#### PROBLEM
Check every line of the material below for "Internet". Give the number of lines that have it, and only that.

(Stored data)

>> Start

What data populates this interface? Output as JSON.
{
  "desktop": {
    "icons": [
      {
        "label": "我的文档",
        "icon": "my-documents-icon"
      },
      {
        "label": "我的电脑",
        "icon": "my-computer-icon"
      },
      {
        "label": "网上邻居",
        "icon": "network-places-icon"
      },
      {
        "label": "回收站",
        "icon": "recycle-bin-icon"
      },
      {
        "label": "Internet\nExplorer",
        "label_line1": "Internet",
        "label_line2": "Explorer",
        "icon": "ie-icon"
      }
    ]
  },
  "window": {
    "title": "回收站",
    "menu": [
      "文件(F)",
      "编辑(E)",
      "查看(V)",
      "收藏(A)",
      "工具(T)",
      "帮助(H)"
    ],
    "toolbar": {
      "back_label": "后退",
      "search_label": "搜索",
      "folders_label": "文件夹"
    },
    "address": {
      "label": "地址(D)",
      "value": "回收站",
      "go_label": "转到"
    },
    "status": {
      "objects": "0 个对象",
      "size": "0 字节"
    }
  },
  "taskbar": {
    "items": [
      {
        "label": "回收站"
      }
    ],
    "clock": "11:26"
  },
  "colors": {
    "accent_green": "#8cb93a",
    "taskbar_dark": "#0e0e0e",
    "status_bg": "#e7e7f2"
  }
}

>> End

#### FULL ANSWER
2